▶ **Data for the task**
** BEGIN **

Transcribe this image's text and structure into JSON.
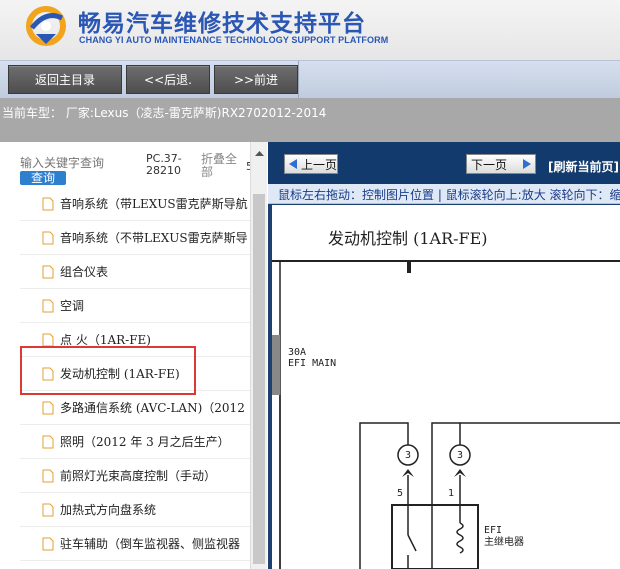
{
  "brand": {
    "title": "畅易汽车维修技术支持平台",
    "subtitle": "CHANG YI AUTO MAINTENANCE TECHNOLOGY SUPPORT PLATFORM",
    "logo_icon": "cy-logo-icon"
  },
  "nav": {
    "home_label": "返回主目录",
    "back_label": "<<后退.",
    "forward_label": ">>前进"
  },
  "model": {
    "text": "当前车型： 厂家:Lexus（凌志-雷克萨斯)RX2702012-2014"
  },
  "search": {
    "placeholder": "输入关键字查询",
    "button_label": "查询",
    "pc_code": "PC.37-28210",
    "collapse_label": "折叠全部",
    "cut_digit": "5"
  },
  "tree": {
    "items": [
      {
        "label": "音响系统（带LEXUS雷克萨斯导航"
      },
      {
        "label": "音响系统（不带LEXUS雷克萨斯导"
      },
      {
        "label": "组合仪表"
      },
      {
        "label": "空调"
      },
      {
        "label": "点 火（1AR-FE)"
      },
      {
        "label": "发动机控制 (1AR-FE)"
      },
      {
        "label": "多路通信系统 (AVC-LAN)（2012"
      },
      {
        "label": "照明（2012 年 3 月之后生产）"
      },
      {
        "label": "前照灯光束高度控制（手动）"
      },
      {
        "label": "加热式方向盘系统"
      },
      {
        "label": "驻车辅助（倒车监视器、侧监视器"
      }
    ],
    "selected_index": 5
  },
  "viewer": {
    "prev_label": "上一页",
    "next_label": "下一页",
    "refresh_label": "[刷新当前页]",
    "hint": "鼠标左右拖动：控制图片位置 | 鼠标滚轮向上:放大  滚轮向下：缩小",
    "diagram": {
      "title": "发动机控制 (1AR-FE)",
      "fuse_amp": "30A",
      "fuse_name": "EFI MAIN",
      "connector_a": "3",
      "connector_b": "3",
      "pin_left": "5",
      "pin_right": "1",
      "relay_label_1": "EFI",
      "relay_label_2": "主继电器"
    }
  },
  "colors": {
    "brand_blue": "#2a56b4",
    "nav_button": "#5a5a5a",
    "model_bar": "#a8a8a8",
    "viewer_bg": "#1e3f72",
    "highlight": "#d93a36",
    "search_button": "#2f7fcf"
  }
}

** END **

Copy out every line from the records that has the word "音响系统".

        "label": "音响系统（带LEXUS雷克萨斯导航"
        "label": "音响系统（不带LEXUS雷克萨斯导"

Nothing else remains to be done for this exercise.